_STATED PROBLEM:_ Using the records below, report how many lines hold "login", with no extra text.

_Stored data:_
## begin

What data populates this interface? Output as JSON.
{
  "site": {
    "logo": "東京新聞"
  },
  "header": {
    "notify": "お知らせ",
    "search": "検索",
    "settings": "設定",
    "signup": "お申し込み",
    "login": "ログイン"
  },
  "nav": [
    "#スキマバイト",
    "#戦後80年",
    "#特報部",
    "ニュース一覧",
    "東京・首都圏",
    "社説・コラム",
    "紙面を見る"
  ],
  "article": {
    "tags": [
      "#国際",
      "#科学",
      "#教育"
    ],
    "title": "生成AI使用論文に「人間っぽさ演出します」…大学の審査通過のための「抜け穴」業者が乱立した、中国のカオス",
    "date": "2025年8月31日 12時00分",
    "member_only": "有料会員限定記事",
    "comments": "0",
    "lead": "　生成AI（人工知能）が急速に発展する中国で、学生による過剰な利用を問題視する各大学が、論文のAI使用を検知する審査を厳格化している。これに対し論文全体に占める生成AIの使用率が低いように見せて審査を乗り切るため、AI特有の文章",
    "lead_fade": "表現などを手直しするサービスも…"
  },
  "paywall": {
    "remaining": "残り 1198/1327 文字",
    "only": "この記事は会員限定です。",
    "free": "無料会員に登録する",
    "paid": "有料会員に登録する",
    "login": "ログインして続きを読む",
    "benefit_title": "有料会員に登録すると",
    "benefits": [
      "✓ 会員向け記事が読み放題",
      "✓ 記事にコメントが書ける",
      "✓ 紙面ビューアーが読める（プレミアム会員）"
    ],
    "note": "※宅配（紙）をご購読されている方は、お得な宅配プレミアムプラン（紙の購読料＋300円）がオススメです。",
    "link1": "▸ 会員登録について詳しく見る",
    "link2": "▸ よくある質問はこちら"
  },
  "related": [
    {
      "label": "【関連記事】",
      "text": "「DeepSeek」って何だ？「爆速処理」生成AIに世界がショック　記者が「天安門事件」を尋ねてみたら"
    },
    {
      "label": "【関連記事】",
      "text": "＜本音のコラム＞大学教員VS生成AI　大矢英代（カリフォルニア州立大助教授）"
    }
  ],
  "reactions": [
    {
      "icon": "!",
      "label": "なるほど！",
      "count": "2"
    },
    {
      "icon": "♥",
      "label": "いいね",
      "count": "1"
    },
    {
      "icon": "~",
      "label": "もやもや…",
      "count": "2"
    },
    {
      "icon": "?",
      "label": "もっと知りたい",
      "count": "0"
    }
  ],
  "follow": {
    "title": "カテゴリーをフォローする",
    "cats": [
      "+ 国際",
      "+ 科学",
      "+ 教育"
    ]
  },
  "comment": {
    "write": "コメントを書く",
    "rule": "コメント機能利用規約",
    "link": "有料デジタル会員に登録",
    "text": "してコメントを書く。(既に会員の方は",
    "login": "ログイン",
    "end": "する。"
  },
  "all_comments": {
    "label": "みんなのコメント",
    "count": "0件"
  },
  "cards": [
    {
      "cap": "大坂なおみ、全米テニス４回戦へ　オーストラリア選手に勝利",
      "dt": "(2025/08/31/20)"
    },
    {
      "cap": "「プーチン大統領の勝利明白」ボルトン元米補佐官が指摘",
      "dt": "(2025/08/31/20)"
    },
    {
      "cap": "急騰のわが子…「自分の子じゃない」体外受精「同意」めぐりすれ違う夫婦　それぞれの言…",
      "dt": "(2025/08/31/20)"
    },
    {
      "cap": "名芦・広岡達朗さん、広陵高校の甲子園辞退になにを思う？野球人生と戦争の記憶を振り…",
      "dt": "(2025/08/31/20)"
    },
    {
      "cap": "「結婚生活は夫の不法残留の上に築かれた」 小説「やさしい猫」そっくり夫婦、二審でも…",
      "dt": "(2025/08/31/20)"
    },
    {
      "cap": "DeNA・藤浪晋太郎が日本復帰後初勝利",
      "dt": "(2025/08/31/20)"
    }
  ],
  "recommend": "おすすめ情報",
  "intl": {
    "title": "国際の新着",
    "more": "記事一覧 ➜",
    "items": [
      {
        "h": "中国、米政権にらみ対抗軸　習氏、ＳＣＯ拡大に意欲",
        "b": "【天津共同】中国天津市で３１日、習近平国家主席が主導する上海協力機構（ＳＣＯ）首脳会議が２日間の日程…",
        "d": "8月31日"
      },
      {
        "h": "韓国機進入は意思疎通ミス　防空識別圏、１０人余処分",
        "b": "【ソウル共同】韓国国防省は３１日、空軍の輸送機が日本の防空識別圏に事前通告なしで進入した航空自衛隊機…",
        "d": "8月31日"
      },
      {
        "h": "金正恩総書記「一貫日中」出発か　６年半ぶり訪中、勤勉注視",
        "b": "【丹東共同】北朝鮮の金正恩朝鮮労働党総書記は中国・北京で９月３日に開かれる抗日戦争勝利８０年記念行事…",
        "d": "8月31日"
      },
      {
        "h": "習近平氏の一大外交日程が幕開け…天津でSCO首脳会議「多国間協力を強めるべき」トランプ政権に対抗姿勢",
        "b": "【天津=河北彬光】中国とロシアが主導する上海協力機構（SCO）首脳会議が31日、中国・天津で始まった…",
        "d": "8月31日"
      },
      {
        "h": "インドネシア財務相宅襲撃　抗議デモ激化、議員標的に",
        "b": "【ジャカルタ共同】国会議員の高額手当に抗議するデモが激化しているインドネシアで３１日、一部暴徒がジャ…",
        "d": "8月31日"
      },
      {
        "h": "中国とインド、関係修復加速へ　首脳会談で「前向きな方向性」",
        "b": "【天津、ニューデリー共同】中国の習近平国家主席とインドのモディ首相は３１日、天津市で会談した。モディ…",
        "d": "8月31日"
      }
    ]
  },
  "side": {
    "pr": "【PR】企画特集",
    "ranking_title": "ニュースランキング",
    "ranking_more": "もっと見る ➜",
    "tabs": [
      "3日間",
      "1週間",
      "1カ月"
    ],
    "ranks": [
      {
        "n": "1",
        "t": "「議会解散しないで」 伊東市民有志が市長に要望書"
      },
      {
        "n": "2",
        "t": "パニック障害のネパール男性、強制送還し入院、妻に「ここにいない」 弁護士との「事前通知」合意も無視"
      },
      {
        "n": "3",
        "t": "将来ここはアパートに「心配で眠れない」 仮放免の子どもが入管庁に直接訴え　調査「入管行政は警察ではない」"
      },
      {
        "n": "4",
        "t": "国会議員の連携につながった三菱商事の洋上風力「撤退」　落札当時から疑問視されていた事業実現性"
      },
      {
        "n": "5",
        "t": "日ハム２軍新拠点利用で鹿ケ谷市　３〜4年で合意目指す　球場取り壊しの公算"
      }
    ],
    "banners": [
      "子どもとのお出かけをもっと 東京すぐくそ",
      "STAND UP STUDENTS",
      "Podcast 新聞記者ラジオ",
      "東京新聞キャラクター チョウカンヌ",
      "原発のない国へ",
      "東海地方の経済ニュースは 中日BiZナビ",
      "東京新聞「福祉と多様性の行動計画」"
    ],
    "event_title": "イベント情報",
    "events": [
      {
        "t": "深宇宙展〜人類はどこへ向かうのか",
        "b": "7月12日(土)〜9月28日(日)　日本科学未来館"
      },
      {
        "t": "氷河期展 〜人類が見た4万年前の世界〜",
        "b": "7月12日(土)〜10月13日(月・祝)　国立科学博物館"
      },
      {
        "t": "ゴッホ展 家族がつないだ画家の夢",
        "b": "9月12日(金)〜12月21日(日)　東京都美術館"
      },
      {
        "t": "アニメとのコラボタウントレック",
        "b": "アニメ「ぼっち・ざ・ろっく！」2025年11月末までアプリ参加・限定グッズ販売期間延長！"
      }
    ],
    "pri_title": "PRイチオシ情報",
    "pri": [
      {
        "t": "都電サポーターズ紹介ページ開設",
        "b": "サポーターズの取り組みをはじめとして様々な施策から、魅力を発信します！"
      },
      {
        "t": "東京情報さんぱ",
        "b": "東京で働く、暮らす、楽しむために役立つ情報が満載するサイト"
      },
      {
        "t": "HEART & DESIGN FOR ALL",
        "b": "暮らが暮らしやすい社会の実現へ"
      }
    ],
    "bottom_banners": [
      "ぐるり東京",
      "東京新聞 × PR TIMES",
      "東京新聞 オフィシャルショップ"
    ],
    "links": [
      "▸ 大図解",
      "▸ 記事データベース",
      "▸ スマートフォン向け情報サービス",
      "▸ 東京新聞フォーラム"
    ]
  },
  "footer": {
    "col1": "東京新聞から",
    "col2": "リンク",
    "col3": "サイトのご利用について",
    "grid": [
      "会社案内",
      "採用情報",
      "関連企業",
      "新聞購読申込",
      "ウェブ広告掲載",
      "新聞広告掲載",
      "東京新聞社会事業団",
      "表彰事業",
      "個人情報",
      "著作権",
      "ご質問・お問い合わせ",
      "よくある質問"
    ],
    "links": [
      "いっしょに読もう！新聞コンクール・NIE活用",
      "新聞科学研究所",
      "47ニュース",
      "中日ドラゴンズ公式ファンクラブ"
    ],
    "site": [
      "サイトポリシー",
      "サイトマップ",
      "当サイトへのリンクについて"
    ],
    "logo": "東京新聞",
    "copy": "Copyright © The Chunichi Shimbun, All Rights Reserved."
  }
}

## end

_CORRECT RESPONSE:_ 3